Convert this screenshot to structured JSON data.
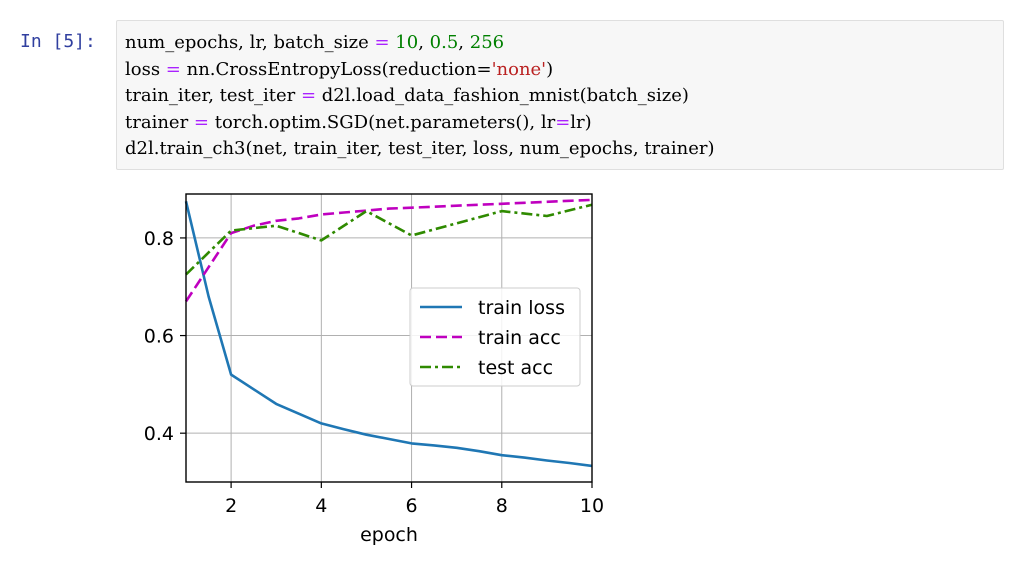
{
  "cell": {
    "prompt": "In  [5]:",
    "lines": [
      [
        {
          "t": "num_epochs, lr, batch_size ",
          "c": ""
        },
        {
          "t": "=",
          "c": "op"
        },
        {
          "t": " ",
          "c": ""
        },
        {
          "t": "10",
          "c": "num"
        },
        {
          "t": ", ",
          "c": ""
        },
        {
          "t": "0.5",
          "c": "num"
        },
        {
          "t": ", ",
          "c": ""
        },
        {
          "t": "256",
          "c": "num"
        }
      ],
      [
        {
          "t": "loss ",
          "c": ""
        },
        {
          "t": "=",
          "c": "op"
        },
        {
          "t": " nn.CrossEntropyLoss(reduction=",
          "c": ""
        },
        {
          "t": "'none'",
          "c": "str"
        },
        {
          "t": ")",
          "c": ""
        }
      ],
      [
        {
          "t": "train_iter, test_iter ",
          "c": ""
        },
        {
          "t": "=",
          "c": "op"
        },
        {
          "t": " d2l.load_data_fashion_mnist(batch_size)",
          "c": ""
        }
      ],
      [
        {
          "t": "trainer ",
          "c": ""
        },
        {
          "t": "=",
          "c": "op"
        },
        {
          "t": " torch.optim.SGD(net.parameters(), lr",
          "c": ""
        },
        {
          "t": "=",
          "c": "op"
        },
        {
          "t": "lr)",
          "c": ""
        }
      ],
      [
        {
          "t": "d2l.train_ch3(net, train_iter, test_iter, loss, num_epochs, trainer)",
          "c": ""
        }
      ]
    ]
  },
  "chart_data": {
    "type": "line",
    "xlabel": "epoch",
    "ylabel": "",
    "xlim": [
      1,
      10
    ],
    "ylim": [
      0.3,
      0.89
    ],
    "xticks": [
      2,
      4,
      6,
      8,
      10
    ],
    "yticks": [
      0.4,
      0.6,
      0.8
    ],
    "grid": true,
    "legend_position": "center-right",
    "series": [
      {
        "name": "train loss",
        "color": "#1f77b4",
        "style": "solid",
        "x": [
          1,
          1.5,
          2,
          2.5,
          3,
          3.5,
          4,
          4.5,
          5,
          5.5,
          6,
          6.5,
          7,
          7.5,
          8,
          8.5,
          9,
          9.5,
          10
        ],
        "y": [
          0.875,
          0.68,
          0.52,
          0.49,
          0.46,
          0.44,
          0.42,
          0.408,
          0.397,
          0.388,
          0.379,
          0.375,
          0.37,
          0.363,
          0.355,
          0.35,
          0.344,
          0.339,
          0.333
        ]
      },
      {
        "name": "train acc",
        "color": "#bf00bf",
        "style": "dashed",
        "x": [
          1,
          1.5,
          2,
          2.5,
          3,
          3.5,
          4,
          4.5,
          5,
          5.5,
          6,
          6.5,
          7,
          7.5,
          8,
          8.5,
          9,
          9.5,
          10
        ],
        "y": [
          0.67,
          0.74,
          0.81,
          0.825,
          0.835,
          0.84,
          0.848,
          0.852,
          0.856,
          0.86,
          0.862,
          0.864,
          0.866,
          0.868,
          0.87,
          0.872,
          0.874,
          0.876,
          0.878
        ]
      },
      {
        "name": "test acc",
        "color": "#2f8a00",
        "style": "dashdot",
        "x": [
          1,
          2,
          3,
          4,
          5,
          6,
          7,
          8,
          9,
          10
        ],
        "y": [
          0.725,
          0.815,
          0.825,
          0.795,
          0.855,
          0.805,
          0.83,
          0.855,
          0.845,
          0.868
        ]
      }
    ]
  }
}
========================================
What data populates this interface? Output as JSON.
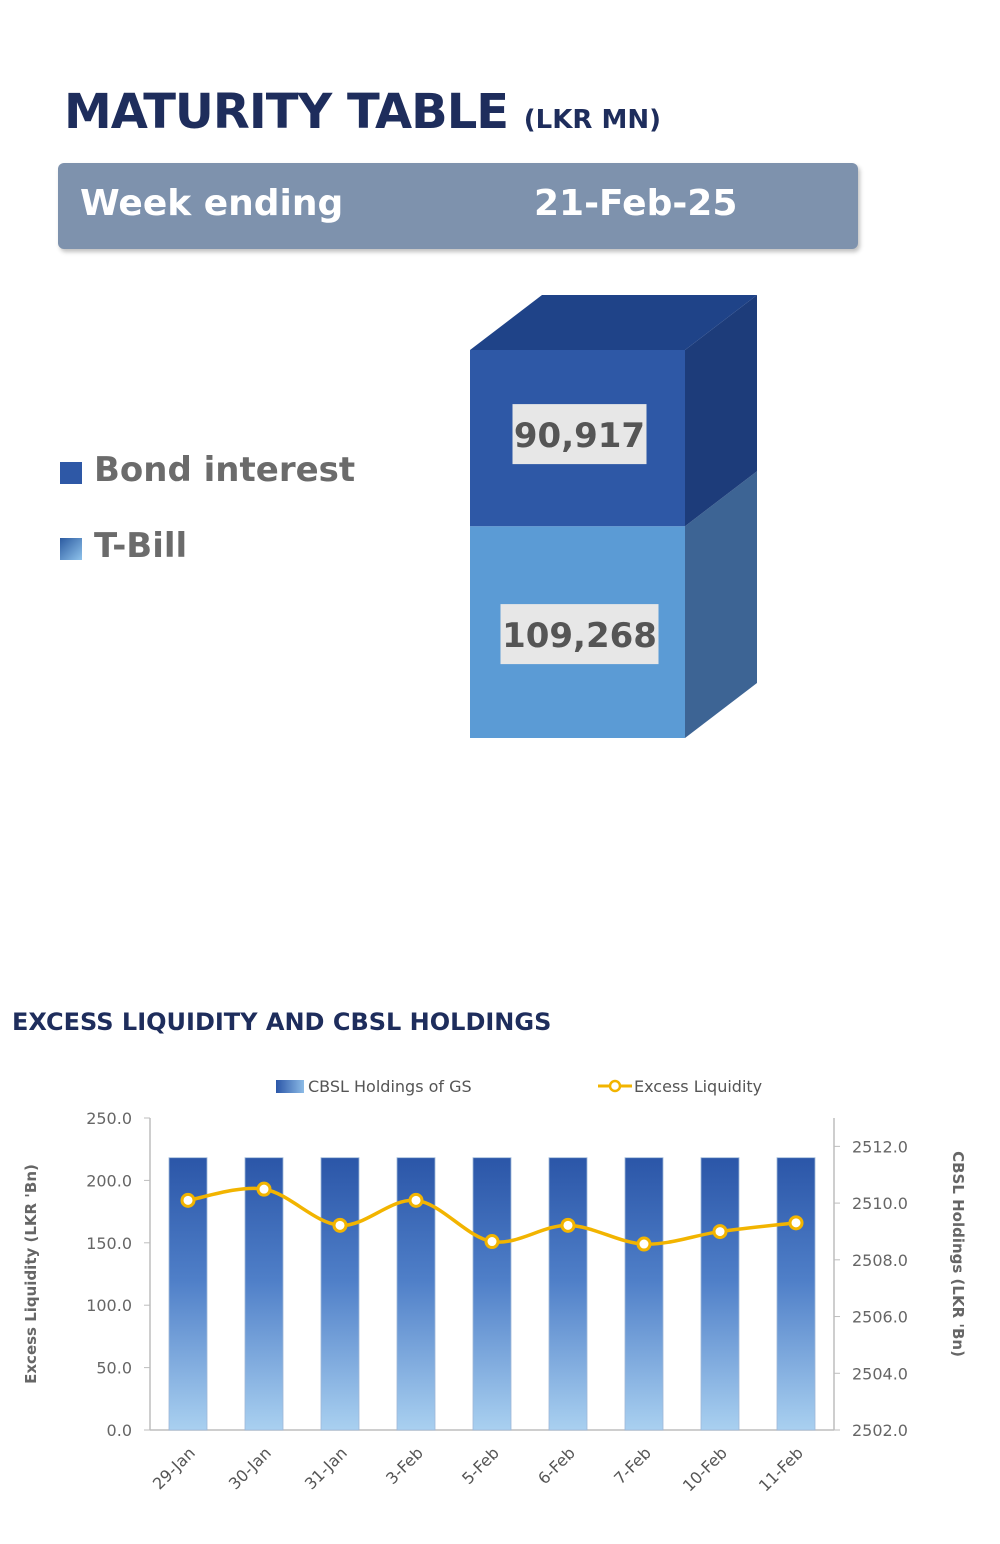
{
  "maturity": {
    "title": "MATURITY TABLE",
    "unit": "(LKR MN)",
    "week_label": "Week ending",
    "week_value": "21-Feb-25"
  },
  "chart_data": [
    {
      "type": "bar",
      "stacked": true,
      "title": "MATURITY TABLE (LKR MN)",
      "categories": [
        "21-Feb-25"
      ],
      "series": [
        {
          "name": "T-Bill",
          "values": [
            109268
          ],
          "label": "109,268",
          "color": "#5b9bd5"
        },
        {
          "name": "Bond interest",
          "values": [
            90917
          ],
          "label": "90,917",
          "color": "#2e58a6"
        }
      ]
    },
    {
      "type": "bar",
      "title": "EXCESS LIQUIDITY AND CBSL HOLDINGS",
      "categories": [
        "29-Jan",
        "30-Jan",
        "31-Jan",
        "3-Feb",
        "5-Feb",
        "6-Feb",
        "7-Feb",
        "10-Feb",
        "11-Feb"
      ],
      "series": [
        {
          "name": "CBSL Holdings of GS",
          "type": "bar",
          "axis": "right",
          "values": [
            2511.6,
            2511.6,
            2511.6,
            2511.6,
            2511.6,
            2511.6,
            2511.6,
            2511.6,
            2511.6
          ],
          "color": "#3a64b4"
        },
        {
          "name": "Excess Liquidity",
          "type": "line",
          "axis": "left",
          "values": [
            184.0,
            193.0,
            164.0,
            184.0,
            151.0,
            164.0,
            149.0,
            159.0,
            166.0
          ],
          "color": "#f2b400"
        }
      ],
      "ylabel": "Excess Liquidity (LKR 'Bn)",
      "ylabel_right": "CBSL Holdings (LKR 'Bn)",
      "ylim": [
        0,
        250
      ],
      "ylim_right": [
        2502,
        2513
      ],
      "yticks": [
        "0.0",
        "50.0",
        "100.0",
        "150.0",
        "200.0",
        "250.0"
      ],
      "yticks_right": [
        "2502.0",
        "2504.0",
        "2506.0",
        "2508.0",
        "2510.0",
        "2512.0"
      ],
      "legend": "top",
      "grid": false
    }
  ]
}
========================================
For the listing above, give the number of lines in which the string "TABLE" occurs, and nothing else.

TASK SOLUTION: 2